▶ **AIM**: Extract every line that includes the string "triangle".

▶ **DATA**:
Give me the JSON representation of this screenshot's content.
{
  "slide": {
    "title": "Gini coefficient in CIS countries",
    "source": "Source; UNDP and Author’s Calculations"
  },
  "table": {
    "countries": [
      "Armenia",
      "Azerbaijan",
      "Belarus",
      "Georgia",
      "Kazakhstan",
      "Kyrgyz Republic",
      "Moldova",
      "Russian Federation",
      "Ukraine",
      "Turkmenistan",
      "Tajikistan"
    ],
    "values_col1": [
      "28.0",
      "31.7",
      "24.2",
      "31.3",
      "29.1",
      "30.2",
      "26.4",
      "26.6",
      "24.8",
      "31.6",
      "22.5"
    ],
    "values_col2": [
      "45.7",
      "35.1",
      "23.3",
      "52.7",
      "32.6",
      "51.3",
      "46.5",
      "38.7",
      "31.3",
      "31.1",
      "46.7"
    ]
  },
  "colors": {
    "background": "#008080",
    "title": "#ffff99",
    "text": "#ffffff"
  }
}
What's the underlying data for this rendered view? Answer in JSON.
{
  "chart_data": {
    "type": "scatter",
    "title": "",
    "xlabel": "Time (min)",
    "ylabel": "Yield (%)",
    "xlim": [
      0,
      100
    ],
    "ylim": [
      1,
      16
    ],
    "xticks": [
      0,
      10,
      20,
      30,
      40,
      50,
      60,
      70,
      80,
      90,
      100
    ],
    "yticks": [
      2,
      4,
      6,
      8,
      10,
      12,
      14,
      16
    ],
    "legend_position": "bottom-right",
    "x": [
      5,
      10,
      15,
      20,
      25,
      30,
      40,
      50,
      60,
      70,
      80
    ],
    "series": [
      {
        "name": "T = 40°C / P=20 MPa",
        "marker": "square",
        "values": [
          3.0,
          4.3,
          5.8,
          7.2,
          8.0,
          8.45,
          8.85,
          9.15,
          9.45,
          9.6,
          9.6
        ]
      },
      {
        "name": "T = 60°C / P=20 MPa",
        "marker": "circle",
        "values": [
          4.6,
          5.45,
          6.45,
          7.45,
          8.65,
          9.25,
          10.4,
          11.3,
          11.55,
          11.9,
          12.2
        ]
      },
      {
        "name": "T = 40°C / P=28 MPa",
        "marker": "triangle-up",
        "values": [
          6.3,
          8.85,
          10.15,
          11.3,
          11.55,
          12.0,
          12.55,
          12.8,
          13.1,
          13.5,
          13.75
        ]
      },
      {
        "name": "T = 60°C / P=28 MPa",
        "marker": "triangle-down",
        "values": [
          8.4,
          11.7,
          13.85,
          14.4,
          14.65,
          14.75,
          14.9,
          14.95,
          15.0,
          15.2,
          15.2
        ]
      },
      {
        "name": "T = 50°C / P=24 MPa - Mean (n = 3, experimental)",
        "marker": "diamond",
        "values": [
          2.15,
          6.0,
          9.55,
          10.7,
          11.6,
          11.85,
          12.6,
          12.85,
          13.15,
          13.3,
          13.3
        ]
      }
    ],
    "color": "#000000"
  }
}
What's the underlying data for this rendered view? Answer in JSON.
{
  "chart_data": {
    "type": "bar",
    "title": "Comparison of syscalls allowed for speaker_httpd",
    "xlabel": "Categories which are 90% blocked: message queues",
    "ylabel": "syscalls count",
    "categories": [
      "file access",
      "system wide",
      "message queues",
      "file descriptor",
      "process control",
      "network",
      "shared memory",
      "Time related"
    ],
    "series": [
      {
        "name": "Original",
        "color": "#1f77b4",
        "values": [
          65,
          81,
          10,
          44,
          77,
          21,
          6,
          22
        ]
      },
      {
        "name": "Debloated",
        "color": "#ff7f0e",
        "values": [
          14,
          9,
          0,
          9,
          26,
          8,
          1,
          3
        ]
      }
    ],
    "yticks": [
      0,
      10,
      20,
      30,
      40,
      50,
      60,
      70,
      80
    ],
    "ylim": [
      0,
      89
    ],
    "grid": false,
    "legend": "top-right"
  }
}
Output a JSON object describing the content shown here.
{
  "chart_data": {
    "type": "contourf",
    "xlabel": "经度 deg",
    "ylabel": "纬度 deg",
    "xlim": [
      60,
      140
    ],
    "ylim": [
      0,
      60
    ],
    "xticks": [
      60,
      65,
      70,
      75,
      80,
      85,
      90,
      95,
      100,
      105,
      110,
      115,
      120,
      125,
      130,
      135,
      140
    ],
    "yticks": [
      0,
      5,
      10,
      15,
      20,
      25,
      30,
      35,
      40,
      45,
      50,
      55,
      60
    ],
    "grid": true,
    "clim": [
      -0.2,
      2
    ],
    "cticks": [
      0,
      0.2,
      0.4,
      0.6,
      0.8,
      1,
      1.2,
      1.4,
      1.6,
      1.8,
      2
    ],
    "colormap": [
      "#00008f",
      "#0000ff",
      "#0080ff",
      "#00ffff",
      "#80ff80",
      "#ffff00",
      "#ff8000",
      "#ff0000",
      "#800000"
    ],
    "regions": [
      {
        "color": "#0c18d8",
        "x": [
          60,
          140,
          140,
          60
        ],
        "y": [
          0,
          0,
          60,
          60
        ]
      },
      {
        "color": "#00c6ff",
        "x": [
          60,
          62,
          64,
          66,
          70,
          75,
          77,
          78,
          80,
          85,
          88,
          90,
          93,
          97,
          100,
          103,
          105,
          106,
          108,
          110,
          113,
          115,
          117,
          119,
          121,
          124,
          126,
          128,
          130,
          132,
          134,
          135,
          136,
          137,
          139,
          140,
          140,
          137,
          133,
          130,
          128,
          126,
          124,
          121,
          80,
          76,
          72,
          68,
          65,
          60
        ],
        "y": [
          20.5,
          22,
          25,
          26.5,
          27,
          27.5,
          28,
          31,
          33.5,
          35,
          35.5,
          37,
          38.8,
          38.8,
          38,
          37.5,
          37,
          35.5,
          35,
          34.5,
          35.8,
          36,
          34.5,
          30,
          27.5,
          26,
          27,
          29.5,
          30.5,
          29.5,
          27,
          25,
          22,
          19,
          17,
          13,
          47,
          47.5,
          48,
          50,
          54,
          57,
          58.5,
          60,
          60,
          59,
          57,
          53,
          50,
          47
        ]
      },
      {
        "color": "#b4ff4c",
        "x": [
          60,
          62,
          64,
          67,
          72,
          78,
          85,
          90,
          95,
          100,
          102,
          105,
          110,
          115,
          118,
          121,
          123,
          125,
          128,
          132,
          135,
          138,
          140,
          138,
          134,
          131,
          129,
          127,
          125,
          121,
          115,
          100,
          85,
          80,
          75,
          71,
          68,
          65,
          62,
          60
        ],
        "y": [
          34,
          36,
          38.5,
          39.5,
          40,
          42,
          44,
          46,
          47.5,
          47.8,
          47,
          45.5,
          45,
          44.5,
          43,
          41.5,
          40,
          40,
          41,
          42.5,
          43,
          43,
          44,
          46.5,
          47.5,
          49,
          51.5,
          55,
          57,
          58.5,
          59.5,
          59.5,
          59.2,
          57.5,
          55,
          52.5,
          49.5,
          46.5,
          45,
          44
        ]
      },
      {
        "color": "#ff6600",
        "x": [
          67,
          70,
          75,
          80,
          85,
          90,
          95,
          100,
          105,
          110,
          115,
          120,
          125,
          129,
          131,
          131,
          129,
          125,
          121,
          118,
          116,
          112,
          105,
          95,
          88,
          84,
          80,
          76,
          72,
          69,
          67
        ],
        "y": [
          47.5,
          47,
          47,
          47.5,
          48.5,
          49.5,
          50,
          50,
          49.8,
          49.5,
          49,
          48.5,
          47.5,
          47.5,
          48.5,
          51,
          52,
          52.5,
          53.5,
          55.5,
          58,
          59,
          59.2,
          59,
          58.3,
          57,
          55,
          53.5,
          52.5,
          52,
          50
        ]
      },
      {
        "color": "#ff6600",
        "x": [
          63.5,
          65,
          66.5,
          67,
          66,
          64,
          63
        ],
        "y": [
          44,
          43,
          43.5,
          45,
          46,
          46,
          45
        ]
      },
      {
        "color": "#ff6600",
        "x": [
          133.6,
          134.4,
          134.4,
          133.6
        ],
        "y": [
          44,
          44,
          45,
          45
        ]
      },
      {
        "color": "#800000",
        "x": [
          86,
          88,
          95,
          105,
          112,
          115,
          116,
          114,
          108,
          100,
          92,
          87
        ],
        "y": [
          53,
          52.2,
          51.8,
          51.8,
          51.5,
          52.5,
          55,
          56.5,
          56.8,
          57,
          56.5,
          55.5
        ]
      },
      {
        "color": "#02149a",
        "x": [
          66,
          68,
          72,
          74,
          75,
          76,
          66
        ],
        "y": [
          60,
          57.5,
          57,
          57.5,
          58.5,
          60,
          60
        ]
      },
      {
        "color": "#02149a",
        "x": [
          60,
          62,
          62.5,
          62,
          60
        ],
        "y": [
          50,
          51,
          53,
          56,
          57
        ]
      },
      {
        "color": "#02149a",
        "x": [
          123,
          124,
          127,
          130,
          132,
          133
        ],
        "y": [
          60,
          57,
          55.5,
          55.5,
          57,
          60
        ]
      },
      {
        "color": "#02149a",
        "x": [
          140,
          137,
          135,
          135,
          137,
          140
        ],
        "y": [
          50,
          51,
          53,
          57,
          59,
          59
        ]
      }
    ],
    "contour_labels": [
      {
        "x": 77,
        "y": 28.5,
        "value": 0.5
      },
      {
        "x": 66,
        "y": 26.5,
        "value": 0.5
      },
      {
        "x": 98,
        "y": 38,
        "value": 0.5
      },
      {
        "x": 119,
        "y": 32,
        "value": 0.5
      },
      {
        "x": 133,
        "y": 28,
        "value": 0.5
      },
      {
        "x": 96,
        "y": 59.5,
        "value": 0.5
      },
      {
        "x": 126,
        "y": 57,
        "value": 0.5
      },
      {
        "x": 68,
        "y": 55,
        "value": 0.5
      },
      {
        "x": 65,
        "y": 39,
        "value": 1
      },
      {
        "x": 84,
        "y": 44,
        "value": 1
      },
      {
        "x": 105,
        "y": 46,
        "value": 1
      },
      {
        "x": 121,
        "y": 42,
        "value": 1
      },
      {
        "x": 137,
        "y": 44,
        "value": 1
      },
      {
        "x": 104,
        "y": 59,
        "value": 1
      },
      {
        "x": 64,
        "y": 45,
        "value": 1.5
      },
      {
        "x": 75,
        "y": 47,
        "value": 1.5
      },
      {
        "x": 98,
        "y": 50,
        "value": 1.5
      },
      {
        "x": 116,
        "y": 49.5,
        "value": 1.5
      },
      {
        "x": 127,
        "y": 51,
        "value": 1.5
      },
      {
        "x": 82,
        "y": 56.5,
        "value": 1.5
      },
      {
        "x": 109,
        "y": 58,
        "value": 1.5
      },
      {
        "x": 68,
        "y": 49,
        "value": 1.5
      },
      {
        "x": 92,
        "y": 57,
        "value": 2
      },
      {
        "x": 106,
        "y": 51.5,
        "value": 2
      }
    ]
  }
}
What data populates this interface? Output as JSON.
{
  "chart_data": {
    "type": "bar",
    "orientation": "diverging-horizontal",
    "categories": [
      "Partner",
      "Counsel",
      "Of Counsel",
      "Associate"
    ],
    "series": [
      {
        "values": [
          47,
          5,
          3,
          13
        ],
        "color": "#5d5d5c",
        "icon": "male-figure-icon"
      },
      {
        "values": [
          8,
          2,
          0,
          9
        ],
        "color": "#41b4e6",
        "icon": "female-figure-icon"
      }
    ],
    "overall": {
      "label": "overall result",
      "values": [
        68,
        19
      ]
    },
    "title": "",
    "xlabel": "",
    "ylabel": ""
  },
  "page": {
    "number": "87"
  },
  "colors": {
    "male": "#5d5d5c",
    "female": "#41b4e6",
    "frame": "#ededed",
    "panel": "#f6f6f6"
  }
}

▶ **OUTPUT OF THE TASK**:
        "marker": "triangle-up",
        "marker": "triangle-down",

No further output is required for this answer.